(Records from a collection)
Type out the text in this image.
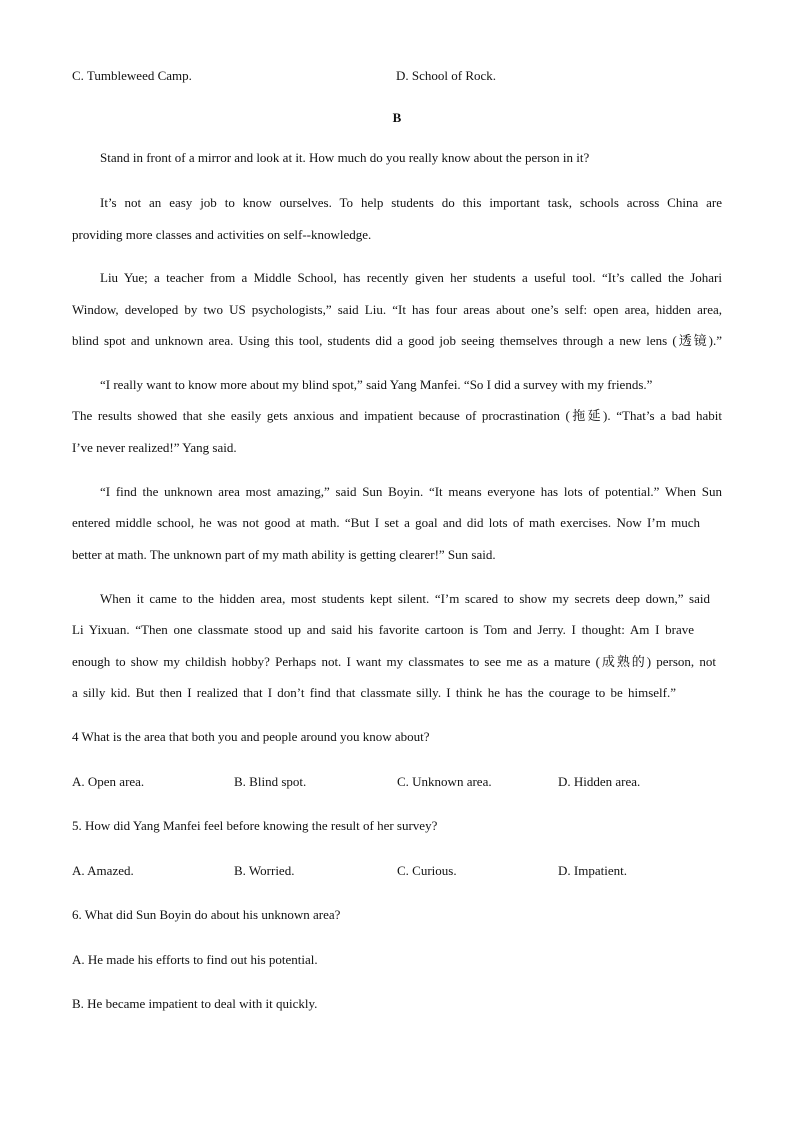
C. Tumbleweed Camp.	D. School of Rock.
B
Stand in front of a mirror and look at it. How much do you really know about the person in it?
It’s not an easy job to know ourselves. To help students do this important task, schools across China are
providing more classes and activities on self--knowledge.
Liu Yue; a teacher from a Middle School, has recently given her students a useful tool. “It’s called the Johari
Window, developed by two US psychologists,” said Liu. “It has four areas about one’s self: open area, hidden area,
blind spot and unknown area. Using this tool, students did a good job seeing themselves through a new lens (透镜).”
“I really want to know more about my blind spot,” said Yang Manfei. “So I did a survey with my friends.”
The results showed that she easily gets anxious and impatient because of procrastination (拖延). “That’s a bad habit
I’ve never realized!” Yang said.
“I find the unknown area most amazing,” said Sun Boyin. “It means everyone has lots of potential.” When Sun
entered middle school, he was not good at math. “But I set a goal and did lots of math exercises. Now I’m much
better at math. The unknown part of my math ability is getting clearer!” Sun said.
When it came to the hidden area, most students kept silent. “I’m scared to show my secrets deep down,” said
Li Yixuan. “Then one classmate stood up and said his favorite cartoon is Tom and Jerry. I thought: Am I brave
enough to show my childish hobby? Perhaps not. I want my classmates to see me as a mature (成熟的) person, not
a silly kid. But then I realized that I don’t find that classmate silly. I think he has the courage to be himself.”
4 What is the area that both you and people around you know about?
A. Open area.	B. Blind spot.	C. Unknown area.	D. Hidden area.
5. How did Yang Manfei feel before knowing the result of her survey?
A. Amazed.	B. Worried.	C. Curious.	D. Impatient.
6. What did Sun Boyin do about his unknown area?
A. He made his efforts to find out his potential.
B. He became impatient to deal with it quickly.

**DIRECTION:** Repeat all the data as it stands, dropping any images it holds.

**FINAL RESULT:**
Type out the text in this image.
C. Tumbleweed Camp.	D. School of Rock.
B
Stand in front of a mirror and look at it. How much do you really know about the person in it?
It’s not an easy job to know ourselves. To help students do this important task, schools across China are
providing more classes and activities on self--knowledge.
Liu Yue; a teacher from a Middle School, has recently given her students a useful tool. “It’s called the Johari
Window, developed by two US psychologists,” said Liu. “It has four areas about one’s self: open area, hidden area,
blind spot and unknown area. Using this tool, students did a good job seeing themselves through a new lens (透镜).”
“I really want to know more about my blind spot,” said Yang Manfei. “So I did a survey with my friends.”
The results showed that she easily gets anxious and impatient because of procrastination (拖延). “That’s a bad habit
I’ve never realized!” Yang said.
“I find the unknown area most amazing,” said Sun Boyin. “It means everyone has lots of potential.” When Sun
entered middle school, he was not good at math. “But I set a goal and did lots of math exercises. Now I’m much
better at math. The unknown part of my math ability is getting clearer!” Sun said.
When it came to the hidden area, most students kept silent. “I’m scared to show my secrets deep down,” said
Li Yixuan. “Then one classmate stood up and said his favorite cartoon is Tom and Jerry. I thought: Am I brave
enough to show my childish hobby? Perhaps not. I want my classmates to see me as a mature (成熟的) person, not
a silly kid. But then I realized that I don’t find that classmate silly. I think he has the courage to be himself.”
4 What is the area that both you and people around you know about?
A. Open area.	B. Blind spot.	C. Unknown area.	D. Hidden area.
5. How did Yang Manfei feel before knowing the result of her survey?
A. Amazed.	B. Worried.	C. Curious.	D. Impatient.
6. What did Sun Boyin do about his unknown area?
A. He made his efforts to find out his potential.
B. He became impatient to deal with it quickly.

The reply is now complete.